Extracts from a graphics dataset:
-*-*-

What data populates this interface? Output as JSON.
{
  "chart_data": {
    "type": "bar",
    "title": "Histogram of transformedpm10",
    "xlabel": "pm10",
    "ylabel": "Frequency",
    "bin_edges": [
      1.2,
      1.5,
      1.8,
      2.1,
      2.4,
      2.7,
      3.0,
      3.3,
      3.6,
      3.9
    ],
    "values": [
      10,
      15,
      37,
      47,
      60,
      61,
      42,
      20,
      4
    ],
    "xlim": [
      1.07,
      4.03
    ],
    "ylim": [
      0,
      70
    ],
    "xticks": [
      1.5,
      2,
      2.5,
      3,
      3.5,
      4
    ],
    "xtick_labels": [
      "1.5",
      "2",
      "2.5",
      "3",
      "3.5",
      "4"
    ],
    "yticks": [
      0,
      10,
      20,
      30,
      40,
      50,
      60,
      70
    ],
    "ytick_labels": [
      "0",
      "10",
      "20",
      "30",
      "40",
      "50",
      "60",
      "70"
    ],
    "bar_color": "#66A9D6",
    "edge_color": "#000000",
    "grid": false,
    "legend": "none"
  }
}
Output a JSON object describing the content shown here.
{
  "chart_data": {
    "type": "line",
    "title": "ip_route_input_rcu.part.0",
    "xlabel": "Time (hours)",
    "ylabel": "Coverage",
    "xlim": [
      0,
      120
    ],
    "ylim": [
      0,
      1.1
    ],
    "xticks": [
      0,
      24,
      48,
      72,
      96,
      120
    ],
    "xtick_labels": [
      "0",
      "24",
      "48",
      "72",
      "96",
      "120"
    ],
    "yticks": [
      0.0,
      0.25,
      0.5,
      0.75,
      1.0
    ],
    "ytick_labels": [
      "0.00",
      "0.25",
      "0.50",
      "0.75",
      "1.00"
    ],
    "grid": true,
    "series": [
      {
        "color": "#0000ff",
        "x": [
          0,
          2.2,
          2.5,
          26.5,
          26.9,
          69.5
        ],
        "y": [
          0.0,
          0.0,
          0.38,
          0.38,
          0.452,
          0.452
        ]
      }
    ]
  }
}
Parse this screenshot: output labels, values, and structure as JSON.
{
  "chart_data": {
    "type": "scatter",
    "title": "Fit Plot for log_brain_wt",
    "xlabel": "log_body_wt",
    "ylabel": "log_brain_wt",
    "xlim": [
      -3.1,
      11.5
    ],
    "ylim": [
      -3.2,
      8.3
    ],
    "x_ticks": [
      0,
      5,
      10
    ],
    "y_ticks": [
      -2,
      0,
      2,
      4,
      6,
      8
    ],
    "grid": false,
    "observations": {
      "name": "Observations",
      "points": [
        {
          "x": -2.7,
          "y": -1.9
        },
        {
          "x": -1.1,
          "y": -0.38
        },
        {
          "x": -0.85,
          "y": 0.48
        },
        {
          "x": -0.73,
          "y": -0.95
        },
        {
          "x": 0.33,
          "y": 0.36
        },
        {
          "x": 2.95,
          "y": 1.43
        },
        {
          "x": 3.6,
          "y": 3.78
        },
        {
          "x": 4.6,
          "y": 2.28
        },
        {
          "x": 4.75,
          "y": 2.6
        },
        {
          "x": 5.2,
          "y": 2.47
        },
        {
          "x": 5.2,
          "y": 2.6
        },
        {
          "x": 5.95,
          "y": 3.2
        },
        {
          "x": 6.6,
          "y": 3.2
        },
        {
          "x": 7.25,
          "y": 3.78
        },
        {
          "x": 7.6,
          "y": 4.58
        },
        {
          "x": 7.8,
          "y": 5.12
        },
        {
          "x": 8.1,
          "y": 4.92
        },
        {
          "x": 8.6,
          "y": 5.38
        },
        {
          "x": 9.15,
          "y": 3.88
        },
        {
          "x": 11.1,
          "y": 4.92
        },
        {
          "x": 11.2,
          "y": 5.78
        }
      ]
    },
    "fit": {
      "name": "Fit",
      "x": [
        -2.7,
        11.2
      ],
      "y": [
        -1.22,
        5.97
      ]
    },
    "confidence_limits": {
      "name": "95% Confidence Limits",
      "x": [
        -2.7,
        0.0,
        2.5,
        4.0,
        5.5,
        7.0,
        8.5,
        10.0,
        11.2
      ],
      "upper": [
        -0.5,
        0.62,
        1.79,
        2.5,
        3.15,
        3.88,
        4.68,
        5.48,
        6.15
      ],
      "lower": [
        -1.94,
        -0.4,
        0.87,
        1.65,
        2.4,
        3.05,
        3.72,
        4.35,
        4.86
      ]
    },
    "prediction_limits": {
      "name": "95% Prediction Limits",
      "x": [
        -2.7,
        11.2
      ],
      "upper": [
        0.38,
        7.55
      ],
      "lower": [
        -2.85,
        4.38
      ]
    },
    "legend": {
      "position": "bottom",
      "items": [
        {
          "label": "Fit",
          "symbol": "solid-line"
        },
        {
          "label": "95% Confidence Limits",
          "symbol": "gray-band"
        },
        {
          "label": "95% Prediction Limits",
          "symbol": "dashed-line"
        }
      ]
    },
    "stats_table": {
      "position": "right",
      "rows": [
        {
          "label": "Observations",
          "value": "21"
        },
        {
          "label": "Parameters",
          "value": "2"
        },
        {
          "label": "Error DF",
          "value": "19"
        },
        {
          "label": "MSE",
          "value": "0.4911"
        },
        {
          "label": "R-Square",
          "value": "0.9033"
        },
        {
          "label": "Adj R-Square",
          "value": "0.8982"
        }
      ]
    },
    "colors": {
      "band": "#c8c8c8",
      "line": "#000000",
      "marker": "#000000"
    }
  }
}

-*-*-

Work to do: Print all of the entries exactly as they are written.

Written answer:
What data populates this interface? Output as JSON.
{
  "chart_data": {
    "type": "bar",
    "title": "Histogram of transformedpm10",
    "xlabel": "pm10",
    "ylabel": "Frequency",
    "bin_edges": [
      1.2,
      1.5,
      1.8,
      2.1,
      2.4,
      2.7,
      3.0,
      3.3,
      3.6,
      3.9
    ],
    "values": [
      10,
      15,
      37,
      47,
      60,
      61,
      42,
      20,
      4
    ],
    "xlim": [
      1.07,
      4.03
    ],
    "ylim": [
      0,
      70
    ],
    "xticks": [
      1.5,
      2,
      2.5,
      3,
      3.5,
      4
    ],
    "xtick_labels": [
      "1.5",
      "2",
      "2.5",
      "3",
      "3.5",
      "4"
    ],
    "yticks": [
      0,
      10,
      20,
      30,
      40,
      50,
      60,
      70
    ],
    "ytick_labels": [
      "0",
      "10",
      "20",
      "30",
      "40",
      "50",
      "60",
      "70"
    ],
    "bar_color": "#66A9D6",
    "edge_color": "#000000",
    "grid": false,
    "legend": "none"
  }
}
Output a JSON object describing the content shown here.
{
  "chart_data": {
    "type": "line",
    "title": "ip_route_input_rcu.part.0",
    "xlabel": "Time (hours)",
    "ylabel": "Coverage",
    "xlim": [
      0,
      120
    ],
    "ylim": [
      0,
      1.1
    ],
    "xticks": [
      0,
      24,
      48,
      72,
      96,
      120
    ],
    "xtick_labels": [
      "0",
      "24",
      "48",
      "72",
      "96",
      "120"
    ],
    "yticks": [
      0.0,
      0.25,
      0.5,
      0.75,
      1.0
    ],
    "ytick_labels": [
      "0.00",
      "0.25",
      "0.50",
      "0.75",
      "1.00"
    ],
    "grid": true,
    "series": [
      {
        "color": "#0000ff",
        "x": [
          0,
          2.2,
          2.5,
          26.5,
          26.9,
          69.5
        ],
        "y": [
          0.0,
          0.0,
          0.38,
          0.38,
          0.452,
          0.452
        ]
      }
    ]
  }
}
Parse this screenshot: output labels, values, and structure as JSON.
{
  "chart_data": {
    "type": "scatter",
    "title": "Fit Plot for log_brain_wt",
    "xlabel": "log_body_wt",
    "ylabel": "log_brain_wt",
    "xlim": [
      -3.1,
      11.5
    ],
    "ylim": [
      -3.2,
      8.3
    ],
    "x_ticks": [
      0,
      5,
      10
    ],
    "y_ticks": [
      -2,
      0,
      2,
      4,
      6,
      8
    ],
    "grid": false,
    "observations": {
      "name": "Observations",
      "points": [
        {
          "x": -2.7,
          "y": -1.9
        },
        {
          "x": -1.1,
          "y": -0.38
        },
        {
          "x": -0.85,
          "y": 0.48
        },
        {
          "x": -0.73,
          "y": -0.95
        },
        {
          "x": 0.33,
          "y": 0.36
        },
        {
          "x": 2.95,
          "y": 1.43
        },
        {
          "x": 3.6,
          "y": 3.78
        },
        {
          "x": 4.6,
          "y": 2.28
        },
        {
          "x": 4.75,
          "y": 2.6
        },
        {
          "x": 5.2,
          "y": 2.47
        },
        {
          "x": 5.2,
          "y": 2.6
        },
        {
          "x": 5.95,
          "y": 3.2
        },
        {
          "x": 6.6,
          "y": 3.2
        },
        {
          "x": 7.25,
          "y": 3.78
        },
        {
          "x": 7.6,
          "y": 4.58
        },
        {
          "x": 7.8,
          "y": 5.12
        },
        {
          "x": 8.1,
          "y": 4.92
        },
        {
          "x": 8.6,
          "y": 5.38
        },
        {
          "x": 9.15,
          "y": 3.88
        },
        {
          "x": 11.1,
          "y": 4.92
        },
        {
          "x": 11.2,
          "y": 5.78
        }
      ]
    },
    "fit": {
      "name": "Fit",
      "x": [
        -2.7,
        11.2
      ],
      "y": [
        -1.22,
        5.97
      ]
    },
    "confidence_limits": {
      "name": "95% Confidence Limits",
      "x": [
        -2.7,
        0.0,
        2.5,
        4.0,
        5.5,
        7.0,
        8.5,
        10.0,
        11.2
      ],
      "upper": [
        -0.5,
        0.62,
        1.79,
        2.5,
        3.15,
        3.88,
        4.68,
        5.48,
        6.15
      ],
      "lower": [
        -1.94,
        -0.4,
        0.87,
        1.65,
        2.4,
        3.05,
        3.72,
        4.35,
        4.86
      ]
    },
    "prediction_limits": {
      "name": "95% Prediction Limits",
      "x": [
        -2.7,
        11.2
      ],
      "upper": [
        0.38,
        7.55
      ],
      "lower": [
        -2.85,
        4.38
      ]
    },
    "legend": {
      "position": "bottom",
      "items": [
        {
          "label": "Fit",
          "symbol": "solid-line"
        },
        {
          "label": "95% Confidence Limits",
          "symbol": "gray-band"
        },
        {
          "label": "95% Prediction Limits",
          "symbol": "dashed-line"
        }
      ]
    },
    "stats_table": {
      "position": "right",
      "rows": [
        {
          "label": "Observations",
          "value": "21"
        },
        {
          "label": "Parameters",
          "value": "2"
        },
        {
          "label": "Error DF",
          "value": "19"
        },
        {
          "label": "MSE",
          "value": "0.4911"
        },
        {
          "label": "R-Square",
          "value": "0.9033"
        },
        {
          "label": "Adj R-Square",
          "value": "0.8982"
        }
      ]
    },
    "colors": {
      "band": "#c8c8c8",
      "line": "#000000",
      "marker": "#000000"
    }
  }
}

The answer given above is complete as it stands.